> **WORK TO DO**
Please pull out every line that includes the string "Create".

[Data items]
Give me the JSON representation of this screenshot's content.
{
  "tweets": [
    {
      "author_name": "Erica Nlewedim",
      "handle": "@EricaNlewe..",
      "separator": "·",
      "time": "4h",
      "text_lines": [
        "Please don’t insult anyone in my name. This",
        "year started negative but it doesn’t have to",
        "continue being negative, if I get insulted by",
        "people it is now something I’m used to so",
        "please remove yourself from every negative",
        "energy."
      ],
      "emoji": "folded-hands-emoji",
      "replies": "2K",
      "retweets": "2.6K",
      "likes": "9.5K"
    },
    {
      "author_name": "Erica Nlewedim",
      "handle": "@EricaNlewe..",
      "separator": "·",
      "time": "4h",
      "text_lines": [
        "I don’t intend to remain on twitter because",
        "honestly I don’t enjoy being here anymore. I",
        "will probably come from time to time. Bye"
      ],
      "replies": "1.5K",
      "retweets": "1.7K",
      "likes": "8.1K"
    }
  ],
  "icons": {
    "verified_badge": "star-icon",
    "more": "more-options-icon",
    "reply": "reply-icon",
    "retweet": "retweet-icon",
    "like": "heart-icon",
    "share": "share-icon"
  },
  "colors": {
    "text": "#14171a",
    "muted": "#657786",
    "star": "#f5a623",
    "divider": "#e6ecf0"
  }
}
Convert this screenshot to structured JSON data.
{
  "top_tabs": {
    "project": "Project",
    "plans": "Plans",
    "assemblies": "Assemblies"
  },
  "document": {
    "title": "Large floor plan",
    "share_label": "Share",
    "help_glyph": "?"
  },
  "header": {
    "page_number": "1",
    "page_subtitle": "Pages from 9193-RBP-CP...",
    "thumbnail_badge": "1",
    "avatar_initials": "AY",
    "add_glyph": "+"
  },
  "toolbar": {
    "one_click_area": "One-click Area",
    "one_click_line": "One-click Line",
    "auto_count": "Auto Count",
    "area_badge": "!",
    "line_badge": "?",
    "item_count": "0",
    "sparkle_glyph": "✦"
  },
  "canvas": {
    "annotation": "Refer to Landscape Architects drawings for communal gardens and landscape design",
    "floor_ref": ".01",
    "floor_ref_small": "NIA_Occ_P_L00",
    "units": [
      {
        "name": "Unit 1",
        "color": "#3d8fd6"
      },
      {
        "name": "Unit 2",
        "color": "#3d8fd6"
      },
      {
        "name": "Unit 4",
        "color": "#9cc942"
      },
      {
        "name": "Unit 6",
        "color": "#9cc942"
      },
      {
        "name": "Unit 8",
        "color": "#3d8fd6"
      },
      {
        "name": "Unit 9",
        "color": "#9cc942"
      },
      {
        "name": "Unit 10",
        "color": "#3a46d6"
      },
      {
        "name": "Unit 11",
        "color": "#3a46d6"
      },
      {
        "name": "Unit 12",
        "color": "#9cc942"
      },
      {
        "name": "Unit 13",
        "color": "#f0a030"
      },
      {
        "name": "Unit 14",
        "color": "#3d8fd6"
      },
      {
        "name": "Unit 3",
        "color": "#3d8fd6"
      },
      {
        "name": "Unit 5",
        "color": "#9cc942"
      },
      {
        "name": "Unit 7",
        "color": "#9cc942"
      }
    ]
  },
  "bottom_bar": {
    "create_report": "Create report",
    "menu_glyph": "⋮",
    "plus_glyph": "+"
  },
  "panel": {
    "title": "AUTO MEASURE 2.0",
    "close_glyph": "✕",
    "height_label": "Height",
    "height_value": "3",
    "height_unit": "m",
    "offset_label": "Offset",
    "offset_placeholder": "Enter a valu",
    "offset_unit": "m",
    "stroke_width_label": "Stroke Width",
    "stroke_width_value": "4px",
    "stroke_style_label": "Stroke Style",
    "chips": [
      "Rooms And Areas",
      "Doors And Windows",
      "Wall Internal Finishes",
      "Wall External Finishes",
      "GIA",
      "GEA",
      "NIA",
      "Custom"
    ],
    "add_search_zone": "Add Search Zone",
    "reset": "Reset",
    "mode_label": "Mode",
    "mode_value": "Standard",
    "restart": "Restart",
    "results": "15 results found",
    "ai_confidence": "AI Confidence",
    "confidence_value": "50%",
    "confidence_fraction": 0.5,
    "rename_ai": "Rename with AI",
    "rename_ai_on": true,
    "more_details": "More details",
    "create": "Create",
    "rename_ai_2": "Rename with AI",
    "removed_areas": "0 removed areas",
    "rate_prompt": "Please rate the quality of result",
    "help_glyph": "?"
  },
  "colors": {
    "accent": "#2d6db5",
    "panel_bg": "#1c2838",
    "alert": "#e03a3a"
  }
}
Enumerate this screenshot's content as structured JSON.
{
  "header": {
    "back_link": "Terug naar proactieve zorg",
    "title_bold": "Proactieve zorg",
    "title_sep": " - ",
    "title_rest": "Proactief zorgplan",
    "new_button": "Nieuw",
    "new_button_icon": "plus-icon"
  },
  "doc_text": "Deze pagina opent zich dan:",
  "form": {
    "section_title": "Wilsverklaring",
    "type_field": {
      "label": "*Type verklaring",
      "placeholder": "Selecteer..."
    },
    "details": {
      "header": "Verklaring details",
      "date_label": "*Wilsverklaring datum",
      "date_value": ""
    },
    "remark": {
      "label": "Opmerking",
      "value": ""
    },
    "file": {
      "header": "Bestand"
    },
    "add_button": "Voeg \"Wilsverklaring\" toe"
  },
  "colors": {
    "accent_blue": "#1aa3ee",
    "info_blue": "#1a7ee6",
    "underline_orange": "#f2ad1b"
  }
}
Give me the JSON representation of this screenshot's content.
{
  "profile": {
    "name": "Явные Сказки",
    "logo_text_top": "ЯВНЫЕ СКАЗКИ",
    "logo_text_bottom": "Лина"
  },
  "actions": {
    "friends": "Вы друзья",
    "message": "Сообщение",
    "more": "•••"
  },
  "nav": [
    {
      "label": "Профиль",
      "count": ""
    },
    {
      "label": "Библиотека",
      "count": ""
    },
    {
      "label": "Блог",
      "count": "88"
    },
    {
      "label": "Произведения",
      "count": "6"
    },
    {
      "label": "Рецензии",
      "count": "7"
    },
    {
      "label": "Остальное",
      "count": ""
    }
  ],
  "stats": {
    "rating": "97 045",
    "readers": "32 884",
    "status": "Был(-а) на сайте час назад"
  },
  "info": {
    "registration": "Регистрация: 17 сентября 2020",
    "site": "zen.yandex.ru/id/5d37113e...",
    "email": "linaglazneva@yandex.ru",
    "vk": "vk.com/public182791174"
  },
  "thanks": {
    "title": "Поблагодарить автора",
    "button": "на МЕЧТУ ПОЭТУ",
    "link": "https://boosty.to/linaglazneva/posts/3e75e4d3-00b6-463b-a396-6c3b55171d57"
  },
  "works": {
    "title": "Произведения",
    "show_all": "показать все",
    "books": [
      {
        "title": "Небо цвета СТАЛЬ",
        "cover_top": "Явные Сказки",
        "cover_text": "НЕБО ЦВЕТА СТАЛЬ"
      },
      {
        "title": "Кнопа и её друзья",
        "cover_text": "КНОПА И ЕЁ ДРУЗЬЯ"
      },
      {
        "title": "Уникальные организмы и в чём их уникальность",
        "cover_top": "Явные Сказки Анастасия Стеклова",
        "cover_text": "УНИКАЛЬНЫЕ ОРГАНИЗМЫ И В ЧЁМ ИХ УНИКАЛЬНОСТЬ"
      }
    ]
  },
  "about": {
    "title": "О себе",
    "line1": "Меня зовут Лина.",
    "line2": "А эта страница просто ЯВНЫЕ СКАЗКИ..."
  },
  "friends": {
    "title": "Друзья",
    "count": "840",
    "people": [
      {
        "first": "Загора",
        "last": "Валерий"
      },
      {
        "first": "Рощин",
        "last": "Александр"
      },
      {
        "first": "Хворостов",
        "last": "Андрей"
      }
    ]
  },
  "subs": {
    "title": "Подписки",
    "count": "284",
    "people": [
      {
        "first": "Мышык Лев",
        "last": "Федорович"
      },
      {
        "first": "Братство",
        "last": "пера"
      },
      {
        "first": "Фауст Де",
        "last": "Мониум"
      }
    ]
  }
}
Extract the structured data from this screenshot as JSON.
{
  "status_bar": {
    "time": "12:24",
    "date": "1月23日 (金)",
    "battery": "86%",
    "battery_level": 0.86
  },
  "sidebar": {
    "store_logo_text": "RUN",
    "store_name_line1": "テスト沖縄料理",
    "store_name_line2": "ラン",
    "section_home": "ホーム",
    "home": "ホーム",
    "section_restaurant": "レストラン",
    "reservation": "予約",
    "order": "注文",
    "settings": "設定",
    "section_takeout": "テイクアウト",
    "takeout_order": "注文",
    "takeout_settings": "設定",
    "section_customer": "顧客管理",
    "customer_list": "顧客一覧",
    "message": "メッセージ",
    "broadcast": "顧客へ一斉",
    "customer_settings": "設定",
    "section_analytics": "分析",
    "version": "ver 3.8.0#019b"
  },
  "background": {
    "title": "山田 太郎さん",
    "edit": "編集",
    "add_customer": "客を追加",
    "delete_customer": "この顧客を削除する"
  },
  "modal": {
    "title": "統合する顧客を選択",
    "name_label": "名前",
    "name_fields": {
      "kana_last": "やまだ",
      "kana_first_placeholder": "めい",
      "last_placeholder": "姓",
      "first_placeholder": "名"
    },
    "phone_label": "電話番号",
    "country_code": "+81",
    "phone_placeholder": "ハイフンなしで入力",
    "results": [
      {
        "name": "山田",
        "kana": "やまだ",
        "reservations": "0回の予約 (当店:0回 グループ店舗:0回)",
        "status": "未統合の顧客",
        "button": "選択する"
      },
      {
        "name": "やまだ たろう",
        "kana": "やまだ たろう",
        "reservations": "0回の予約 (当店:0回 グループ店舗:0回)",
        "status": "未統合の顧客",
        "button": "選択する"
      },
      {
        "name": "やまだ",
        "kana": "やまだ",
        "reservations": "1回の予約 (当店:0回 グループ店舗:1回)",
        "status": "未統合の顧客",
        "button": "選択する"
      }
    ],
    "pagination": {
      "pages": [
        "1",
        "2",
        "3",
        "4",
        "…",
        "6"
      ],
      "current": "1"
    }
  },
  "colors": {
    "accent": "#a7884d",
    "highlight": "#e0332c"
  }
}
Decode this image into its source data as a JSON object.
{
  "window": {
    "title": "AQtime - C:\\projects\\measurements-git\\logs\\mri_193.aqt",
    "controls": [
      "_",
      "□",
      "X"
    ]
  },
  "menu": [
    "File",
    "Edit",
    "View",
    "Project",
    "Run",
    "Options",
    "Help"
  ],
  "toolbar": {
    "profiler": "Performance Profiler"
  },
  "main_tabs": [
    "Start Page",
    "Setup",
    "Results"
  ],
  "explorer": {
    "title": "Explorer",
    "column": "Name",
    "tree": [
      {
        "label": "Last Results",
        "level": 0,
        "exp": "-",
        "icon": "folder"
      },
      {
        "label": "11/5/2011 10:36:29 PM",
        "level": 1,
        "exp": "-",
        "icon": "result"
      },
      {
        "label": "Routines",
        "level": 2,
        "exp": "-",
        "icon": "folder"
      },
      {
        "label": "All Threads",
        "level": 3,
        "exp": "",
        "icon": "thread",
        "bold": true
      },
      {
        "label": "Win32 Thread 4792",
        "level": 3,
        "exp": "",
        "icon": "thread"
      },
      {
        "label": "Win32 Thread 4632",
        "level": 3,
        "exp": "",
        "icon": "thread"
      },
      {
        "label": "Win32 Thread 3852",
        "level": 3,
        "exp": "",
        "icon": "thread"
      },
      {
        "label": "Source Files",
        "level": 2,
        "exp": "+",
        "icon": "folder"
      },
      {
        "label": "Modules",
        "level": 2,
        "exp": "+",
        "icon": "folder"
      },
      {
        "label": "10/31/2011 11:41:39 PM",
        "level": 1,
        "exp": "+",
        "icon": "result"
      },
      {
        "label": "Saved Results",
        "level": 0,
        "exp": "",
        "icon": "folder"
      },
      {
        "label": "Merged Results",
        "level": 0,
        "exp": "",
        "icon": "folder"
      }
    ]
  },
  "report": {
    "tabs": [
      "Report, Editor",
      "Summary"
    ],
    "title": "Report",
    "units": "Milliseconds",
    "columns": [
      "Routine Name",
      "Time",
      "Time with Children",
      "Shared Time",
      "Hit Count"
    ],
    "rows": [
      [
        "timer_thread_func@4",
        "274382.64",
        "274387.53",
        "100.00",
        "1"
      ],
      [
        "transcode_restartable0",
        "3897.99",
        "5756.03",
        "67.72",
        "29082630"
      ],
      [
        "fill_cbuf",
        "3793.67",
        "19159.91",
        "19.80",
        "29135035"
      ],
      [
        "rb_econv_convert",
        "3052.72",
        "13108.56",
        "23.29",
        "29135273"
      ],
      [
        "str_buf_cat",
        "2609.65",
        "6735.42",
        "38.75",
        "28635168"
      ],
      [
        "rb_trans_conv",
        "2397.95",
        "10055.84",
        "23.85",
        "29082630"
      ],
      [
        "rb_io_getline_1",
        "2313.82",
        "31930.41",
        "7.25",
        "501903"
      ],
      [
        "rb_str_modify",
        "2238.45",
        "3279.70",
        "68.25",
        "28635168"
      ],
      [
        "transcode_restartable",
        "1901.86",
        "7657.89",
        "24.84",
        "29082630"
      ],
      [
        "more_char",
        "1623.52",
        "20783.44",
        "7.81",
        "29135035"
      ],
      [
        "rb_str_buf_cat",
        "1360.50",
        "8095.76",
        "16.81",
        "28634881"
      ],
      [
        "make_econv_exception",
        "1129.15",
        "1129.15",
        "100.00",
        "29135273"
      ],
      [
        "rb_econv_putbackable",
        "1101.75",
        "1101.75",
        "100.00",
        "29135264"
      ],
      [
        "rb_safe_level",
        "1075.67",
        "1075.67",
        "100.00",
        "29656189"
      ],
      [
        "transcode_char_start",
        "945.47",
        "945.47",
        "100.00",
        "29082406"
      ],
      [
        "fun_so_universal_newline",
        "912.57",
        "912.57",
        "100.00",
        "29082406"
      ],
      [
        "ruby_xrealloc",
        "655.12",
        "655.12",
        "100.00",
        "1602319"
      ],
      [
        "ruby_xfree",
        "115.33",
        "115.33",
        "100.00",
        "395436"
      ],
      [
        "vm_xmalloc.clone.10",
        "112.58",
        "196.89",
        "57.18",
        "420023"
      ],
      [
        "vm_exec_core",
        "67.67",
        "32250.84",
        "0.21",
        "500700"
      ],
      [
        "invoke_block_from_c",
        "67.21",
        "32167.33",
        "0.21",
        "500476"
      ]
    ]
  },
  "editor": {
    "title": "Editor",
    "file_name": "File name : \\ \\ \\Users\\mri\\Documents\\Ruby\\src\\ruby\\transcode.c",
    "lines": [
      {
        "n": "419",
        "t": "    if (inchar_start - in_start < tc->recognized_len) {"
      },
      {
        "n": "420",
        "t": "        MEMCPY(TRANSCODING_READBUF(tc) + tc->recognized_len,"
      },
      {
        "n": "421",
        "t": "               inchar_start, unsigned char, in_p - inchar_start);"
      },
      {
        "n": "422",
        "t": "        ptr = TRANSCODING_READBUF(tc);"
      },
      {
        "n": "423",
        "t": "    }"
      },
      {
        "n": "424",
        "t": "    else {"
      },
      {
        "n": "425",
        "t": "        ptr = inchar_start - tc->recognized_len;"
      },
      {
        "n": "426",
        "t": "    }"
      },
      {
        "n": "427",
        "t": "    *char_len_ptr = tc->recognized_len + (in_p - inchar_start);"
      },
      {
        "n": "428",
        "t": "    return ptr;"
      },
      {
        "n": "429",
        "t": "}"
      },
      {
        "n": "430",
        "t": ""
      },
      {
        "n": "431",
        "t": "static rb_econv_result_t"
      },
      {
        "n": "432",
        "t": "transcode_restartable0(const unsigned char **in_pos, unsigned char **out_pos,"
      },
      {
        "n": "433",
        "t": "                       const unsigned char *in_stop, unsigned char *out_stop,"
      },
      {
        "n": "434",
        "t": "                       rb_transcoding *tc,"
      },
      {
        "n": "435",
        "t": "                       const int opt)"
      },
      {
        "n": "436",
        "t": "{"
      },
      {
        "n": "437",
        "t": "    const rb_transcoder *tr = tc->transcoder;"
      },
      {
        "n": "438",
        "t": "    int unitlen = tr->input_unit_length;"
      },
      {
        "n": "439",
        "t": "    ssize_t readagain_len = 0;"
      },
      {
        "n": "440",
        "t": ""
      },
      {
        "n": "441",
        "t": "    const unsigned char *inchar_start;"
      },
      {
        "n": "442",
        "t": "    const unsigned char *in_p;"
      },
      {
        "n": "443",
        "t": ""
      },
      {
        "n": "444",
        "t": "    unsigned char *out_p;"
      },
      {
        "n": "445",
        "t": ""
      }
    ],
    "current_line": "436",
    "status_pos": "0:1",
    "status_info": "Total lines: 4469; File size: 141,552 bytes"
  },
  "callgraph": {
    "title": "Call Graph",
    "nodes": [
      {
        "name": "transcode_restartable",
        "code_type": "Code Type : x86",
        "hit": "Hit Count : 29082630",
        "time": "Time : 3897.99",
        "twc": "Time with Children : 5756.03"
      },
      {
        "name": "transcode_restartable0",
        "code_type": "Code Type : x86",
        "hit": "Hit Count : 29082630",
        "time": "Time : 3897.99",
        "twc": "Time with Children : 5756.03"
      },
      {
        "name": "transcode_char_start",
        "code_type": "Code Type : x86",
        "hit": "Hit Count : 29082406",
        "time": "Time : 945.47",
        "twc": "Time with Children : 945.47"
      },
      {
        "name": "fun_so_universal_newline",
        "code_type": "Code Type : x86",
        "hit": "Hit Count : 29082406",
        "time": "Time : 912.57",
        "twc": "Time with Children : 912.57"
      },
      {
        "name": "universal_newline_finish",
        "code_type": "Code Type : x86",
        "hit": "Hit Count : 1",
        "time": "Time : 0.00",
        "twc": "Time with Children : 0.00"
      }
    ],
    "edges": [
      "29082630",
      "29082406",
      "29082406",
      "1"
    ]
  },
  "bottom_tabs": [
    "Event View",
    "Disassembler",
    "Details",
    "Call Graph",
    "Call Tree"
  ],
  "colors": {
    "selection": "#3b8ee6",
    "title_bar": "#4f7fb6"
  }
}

> **COMPLETED EXERCISE**
    "create_report": "Create report",
    "create": "Create",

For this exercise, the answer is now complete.